Records that describe figures
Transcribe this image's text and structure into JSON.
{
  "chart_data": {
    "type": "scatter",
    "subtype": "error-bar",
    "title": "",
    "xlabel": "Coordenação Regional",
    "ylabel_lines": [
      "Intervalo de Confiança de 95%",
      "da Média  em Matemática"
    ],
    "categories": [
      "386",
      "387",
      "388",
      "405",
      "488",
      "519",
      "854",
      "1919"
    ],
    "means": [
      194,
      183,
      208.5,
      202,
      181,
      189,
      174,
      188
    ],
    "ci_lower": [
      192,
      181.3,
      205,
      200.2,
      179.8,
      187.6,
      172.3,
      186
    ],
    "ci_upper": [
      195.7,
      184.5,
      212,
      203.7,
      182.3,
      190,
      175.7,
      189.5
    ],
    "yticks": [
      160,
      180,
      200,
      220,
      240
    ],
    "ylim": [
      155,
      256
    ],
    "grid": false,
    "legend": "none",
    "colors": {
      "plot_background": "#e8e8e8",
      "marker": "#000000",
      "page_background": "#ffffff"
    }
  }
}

WRITTEN EXERCISE: Return the listing above in its exact form.

TASK ANSWER:
Transcribe this image's text and structure into JSON.
{
  "chart_data": {
    "type": "scatter",
    "subtype": "error-bar",
    "title": "",
    "xlabel": "Coordenação Regional",
    "ylabel_lines": [
      "Intervalo de Confiança de 95%",
      "da Média  em Matemática"
    ],
    "categories": [
      "386",
      "387",
      "388",
      "405",
      "488",
      "519",
      "854",
      "1919"
    ],
    "means": [
      194,
      183,
      208.5,
      202,
      181,
      189,
      174,
      188
    ],
    "ci_lower": [
      192,
      181.3,
      205,
      200.2,
      179.8,
      187.6,
      172.3,
      186
    ],
    "ci_upper": [
      195.7,
      184.5,
      212,
      203.7,
      182.3,
      190,
      175.7,
      189.5
    ],
    "yticks": [
      160,
      180,
      200,
      220,
      240
    ],
    "ylim": [
      155,
      256
    ],
    "grid": false,
    "legend": "none",
    "colors": {
      "plot_background": "#e8e8e8",
      "marker": "#000000",
      "page_background": "#ffffff"
    }
  }
}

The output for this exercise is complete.